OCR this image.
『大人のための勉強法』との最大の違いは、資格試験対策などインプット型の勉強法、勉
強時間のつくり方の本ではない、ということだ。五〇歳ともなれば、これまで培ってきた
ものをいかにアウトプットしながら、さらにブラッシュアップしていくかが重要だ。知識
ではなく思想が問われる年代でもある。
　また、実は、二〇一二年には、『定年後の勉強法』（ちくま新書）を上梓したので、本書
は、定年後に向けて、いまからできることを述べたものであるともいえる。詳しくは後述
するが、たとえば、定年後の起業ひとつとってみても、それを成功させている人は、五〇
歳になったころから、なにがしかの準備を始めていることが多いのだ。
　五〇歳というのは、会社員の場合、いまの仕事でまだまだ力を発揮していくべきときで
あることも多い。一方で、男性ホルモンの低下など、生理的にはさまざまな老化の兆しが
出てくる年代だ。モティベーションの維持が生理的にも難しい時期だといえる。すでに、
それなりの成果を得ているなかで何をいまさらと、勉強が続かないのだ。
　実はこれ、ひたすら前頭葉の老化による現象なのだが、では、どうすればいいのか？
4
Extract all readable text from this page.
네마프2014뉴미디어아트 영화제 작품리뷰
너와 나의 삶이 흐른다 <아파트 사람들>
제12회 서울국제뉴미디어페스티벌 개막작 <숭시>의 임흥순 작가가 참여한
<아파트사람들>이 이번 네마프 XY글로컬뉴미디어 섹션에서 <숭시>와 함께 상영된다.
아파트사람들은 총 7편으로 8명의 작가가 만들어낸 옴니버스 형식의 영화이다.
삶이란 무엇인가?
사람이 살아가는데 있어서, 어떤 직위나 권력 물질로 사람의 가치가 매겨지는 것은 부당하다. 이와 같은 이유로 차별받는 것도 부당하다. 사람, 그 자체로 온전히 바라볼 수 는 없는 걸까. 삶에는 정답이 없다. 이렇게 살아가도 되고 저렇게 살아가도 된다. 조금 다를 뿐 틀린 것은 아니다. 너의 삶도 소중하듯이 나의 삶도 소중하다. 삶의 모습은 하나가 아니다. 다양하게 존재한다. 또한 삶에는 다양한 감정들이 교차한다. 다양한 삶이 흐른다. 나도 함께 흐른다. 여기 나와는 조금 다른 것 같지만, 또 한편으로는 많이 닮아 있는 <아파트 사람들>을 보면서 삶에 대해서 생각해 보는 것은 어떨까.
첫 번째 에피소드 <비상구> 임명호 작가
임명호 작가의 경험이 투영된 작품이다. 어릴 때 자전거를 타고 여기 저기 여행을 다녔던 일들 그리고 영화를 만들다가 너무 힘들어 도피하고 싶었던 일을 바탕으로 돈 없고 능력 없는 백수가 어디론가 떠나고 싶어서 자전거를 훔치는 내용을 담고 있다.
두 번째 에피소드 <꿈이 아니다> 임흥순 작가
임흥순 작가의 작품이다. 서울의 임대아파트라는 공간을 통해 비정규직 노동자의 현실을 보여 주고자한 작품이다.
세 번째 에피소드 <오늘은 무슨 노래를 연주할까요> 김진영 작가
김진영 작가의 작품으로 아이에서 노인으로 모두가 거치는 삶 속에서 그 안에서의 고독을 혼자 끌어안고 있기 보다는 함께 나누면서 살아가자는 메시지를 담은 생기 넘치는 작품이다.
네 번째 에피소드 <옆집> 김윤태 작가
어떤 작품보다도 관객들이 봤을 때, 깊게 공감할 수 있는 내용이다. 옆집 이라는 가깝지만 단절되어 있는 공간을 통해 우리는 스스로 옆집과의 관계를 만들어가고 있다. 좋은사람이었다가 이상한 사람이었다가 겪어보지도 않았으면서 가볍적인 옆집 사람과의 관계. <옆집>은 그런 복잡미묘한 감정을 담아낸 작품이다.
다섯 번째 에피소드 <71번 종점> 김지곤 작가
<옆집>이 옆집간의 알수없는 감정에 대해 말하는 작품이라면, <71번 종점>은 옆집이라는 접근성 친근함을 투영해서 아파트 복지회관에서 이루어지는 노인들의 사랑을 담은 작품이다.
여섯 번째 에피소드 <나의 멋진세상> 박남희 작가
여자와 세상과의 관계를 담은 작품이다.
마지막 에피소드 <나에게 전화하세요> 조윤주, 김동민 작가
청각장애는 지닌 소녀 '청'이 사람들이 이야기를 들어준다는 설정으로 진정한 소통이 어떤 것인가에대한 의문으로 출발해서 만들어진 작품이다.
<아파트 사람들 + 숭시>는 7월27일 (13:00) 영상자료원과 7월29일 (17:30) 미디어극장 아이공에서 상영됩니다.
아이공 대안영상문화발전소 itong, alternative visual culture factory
○ ○ ○ ○ ○
Work to do. Quote all of the entries exactly as they appear.

Final answer.
OCR this image.
『大人のための勉強法』との最大の違いは、資格試験対策などインプット型の勉強法、勉
強時間のつくり方の本ではない、ということだ。五〇歳ともなれば、これまで培ってきた
ものをいかにアウトプットしながら、さらにブラッシュアップしていくかが重要だ。知識
ではなく思想が問われる年代でもある。
　また、実は、二〇一二年には、『定年後の勉強法』（ちくま新書）を上梓したので、本書
は、定年後に向けて、いまからできることを述べたものであるともいえる。詳しくは後述
するが、たとえば、定年後の起業ひとつとってみても、それを成功させている人は、五〇
歳になったころから、なにがしかの準備を始めていることが多いのだ。
　五〇歳というのは、会社員の場合、いまの仕事でまだまだ力を発揮していくべきときで
あることも多い。一方で、男性ホルモンの低下など、生理的にはさまざまな老化の兆しが
出てくる年代だ。モティベーションの維持が生理的にも難しい時期だといえる。すでに、
それなりの成果を得ているなかで何をいまさらと、勉強が続かないのだ。
　実はこれ、ひたすら前頭葉の老化による現象なのだが、では、どうすればいいのか？
4
Extract all readable text from this page.
네마프2014뉴미디어아트 영화제 작품리뷰
너와 나의 삶이 흐른다 <아파트 사람들>
제12회 서울국제뉴미디어페스티벌 개막작 <숭시>의 임흥순 작가가 참여한
<아파트사람들>이 이번 네마프 XY글로컬뉴미디어 섹션에서 <숭시>와 함께 상영된다.
아파트사람들은 총 7편으로 8명의 작가가 만들어낸 옴니버스 형식의 영화이다.
삶이란 무엇인가?
사람이 살아가는데 있어서, 어떤 직위나 권력 물질로 사람의 가치가 매겨지는 것은 부당하다. 이와 같은 이유로 차별받는 것도 부당하다. 사람, 그 자체로 온전히 바라볼 수 는 없는 걸까. 삶에는 정답이 없다. 이렇게 살아가도 되고 저렇게 살아가도 된다. 조금 다를 뿐 틀린 것은 아니다. 너의 삶도 소중하듯이 나의 삶도 소중하다. 삶의 모습은 하나가 아니다. 다양하게 존재한다. 또한 삶에는 다양한 감정들이 교차한다. 다양한 삶이 흐른다. 나도 함께 흐른다. 여기 나와는 조금 다른 것 같지만, 또 한편으로는 많이 닮아 있는 <아파트 사람들>을 보면서 삶에 대해서 생각해 보는 것은 어떨까.
첫 번째 에피소드 <비상구> 임명호 작가
임명호 작가의 경험이 투영된 작품이다. 어릴 때 자전거를 타고 여기 저기 여행을 다녔던 일들 그리고 영화를 만들다가 너무 힘들어 도피하고 싶었던 일을 바탕으로 돈 없고 능력 없는 백수가 어디론가 떠나고 싶어서 자전거를 훔치는 내용을 담고 있다.
두 번째 에피소드 <꿈이 아니다> 임흥순 작가
임흥순 작가의 작품이다. 서울의 임대아파트라는 공간을 통해 비정규직 노동자의 현실을 보여 주고자한 작품이다.
세 번째 에피소드 <오늘은 무슨 노래를 연주할까요> 김진영 작가
김진영 작가의 작품으로 아이에서 노인으로 모두가 거치는 삶 속에서 그 안에서의 고독을 혼자 끌어안고 있기 보다는 함께 나누면서 살아가자는 메시지를 담은 생기 넘치는 작품이다.
네 번째 에피소드 <옆집> 김윤태 작가
어떤 작품보다도 관객들이 봤을 때, 깊게 공감할 수 있는 내용이다. 옆집 이라는 가깝지만 단절되어 있는 공간을 통해 우리는 스스로 옆집과의 관계를 만들어가고 있다. 좋은사람이었다가 이상한 사람이었다가 겪어보지도 않았으면서 가볍적인 옆집 사람과의 관계. <옆집>은 그런 복잡미묘한 감정을 담아낸 작품이다.
다섯 번째 에피소드 <71번 종점> 김지곤 작가
<옆집>이 옆집간의 알수없는 감정에 대해 말하는 작품이라면, <71번 종점>은 옆집이라는 접근성 친근함을 투영해서 아파트 복지회관에서 이루어지는 노인들의 사랑을 담은 작품이다.
여섯 번째 에피소드 <나의 멋진세상> 박남희 작가
여자와 세상과의 관계를 담은 작품이다.
마지막 에피소드 <나에게 전화하세요> 조윤주, 김동민 작가
청각장애는 지닌 소녀 '청'이 사람들이 이야기를 들어준다는 설정으로 진정한 소통이 어떤 것인가에대한 의문으로 출발해서 만들어진 작품이다.
<아파트 사람들 + 숭시>는 7월27일 (13:00) 영상자료원과 7월29일 (17:30) 미디어극장 아이공에서 상영됩니다.
아이공 대안영상문화발전소 itong, alternative visual culture factory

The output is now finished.